→ Your task: Every record that follows must be duplicated exactly, with images left out.

→ Stored records:
_ _ _ _ _

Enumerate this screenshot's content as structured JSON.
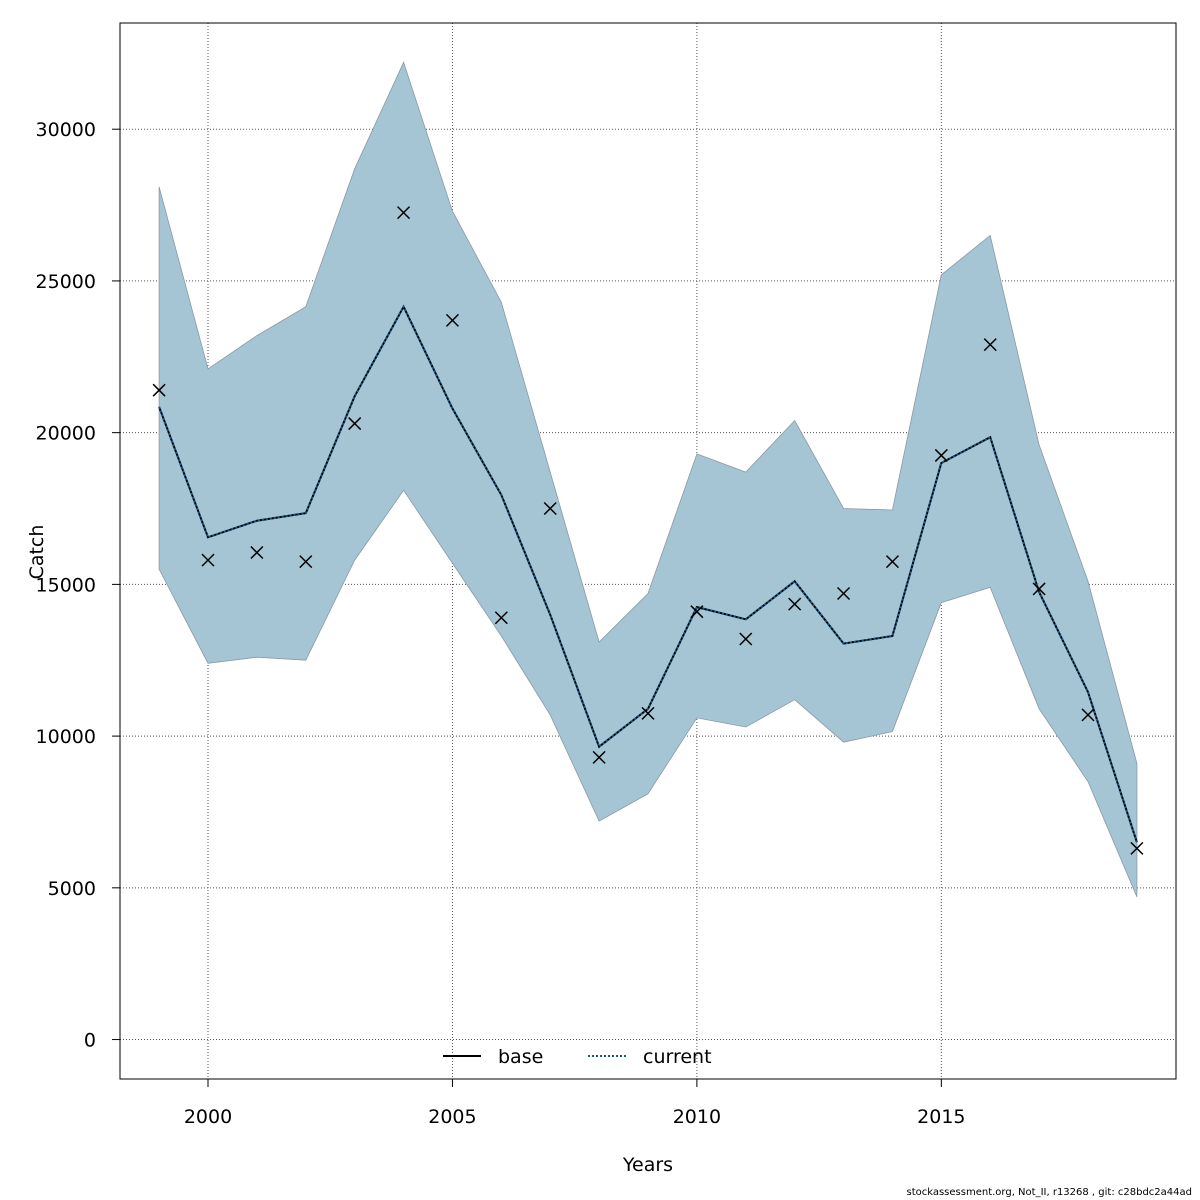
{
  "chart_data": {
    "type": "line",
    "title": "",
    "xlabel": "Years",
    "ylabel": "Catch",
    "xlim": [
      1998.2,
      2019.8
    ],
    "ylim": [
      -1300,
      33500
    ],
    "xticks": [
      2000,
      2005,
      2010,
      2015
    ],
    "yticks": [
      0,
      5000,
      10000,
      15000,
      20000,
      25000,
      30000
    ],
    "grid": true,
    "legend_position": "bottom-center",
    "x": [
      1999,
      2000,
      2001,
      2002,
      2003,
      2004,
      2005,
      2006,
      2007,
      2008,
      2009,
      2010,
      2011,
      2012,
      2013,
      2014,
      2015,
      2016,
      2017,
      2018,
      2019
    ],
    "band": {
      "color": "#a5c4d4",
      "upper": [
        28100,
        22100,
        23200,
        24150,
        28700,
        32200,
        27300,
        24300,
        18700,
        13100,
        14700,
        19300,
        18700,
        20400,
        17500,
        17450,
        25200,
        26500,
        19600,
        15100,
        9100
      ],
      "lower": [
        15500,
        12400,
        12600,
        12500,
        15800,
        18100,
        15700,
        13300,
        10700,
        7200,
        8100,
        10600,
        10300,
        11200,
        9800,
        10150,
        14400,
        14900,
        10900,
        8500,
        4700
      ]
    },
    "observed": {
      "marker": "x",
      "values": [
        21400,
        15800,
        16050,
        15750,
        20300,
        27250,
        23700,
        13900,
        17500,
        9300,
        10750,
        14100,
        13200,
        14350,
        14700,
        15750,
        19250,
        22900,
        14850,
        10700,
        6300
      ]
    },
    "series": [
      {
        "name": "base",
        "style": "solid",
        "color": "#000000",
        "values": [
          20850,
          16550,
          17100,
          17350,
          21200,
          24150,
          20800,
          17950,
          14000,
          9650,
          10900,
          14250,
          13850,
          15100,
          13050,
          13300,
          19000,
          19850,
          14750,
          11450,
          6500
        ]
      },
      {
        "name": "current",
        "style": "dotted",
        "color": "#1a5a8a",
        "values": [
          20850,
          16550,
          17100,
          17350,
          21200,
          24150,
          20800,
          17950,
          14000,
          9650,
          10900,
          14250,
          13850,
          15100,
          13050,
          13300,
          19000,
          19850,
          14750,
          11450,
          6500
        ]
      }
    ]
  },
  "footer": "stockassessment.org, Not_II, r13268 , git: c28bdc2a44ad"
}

_ _ _ _ _

→ Reply:
Enumerate this screenshot's content as structured JSON.
{
  "chart_data": {
    "type": "line",
    "title": "",
    "xlabel": "Years",
    "ylabel": "Catch",
    "xlim": [
      1998.2,
      2019.8
    ],
    "ylim": [
      -1300,
      33500
    ],
    "xticks": [
      2000,
      2005,
      2010,
      2015
    ],
    "yticks": [
      0,
      5000,
      10000,
      15000,
      20000,
      25000,
      30000
    ],
    "grid": true,
    "legend_position": "bottom-center",
    "x": [
      1999,
      2000,
      2001,
      2002,
      2003,
      2004,
      2005,
      2006,
      2007,
      2008,
      2009,
      2010,
      2011,
      2012,
      2013,
      2014,
      2015,
      2016,
      2017,
      2018,
      2019
    ],
    "band": {
      "color": "#a5c4d4",
      "upper": [
        28100,
        22100,
        23200,
        24150,
        28700,
        32200,
        27300,
        24300,
        18700,
        13100,
        14700,
        19300,
        18700,
        20400,
        17500,
        17450,
        25200,
        26500,
        19600,
        15100,
        9100
      ],
      "lower": [
        15500,
        12400,
        12600,
        12500,
        15800,
        18100,
        15700,
        13300,
        10700,
        7200,
        8100,
        10600,
        10300,
        11200,
        9800,
        10150,
        14400,
        14900,
        10900,
        8500,
        4700
      ]
    },
    "observed": {
      "marker": "x",
      "values": [
        21400,
        15800,
        16050,
        15750,
        20300,
        27250,
        23700,
        13900,
        17500,
        9300,
        10750,
        14100,
        13200,
        14350,
        14700,
        15750,
        19250,
        22900,
        14850,
        10700,
        6300
      ]
    },
    "series": [
      {
        "name": "base",
        "style": "solid",
        "color": "#000000",
        "values": [
          20850,
          16550,
          17100,
          17350,
          21200,
          24150,
          20800,
          17950,
          14000,
          9650,
          10900,
          14250,
          13850,
          15100,
          13050,
          13300,
          19000,
          19850,
          14750,
          11450,
          6500
        ]
      },
      {
        "name": "current",
        "style": "dotted",
        "color": "#1a5a8a",
        "values": [
          20850,
          16550,
          17100,
          17350,
          21200,
          24150,
          20800,
          17950,
          14000,
          9650,
          10900,
          14250,
          13850,
          15100,
          13050,
          13300,
          19000,
          19850,
          14750,
          11450,
          6500
        ]
      }
    ]
  },
  "footer": "stockassessment.org, Not_II, r13268 , git: c28bdc2a44ad"
}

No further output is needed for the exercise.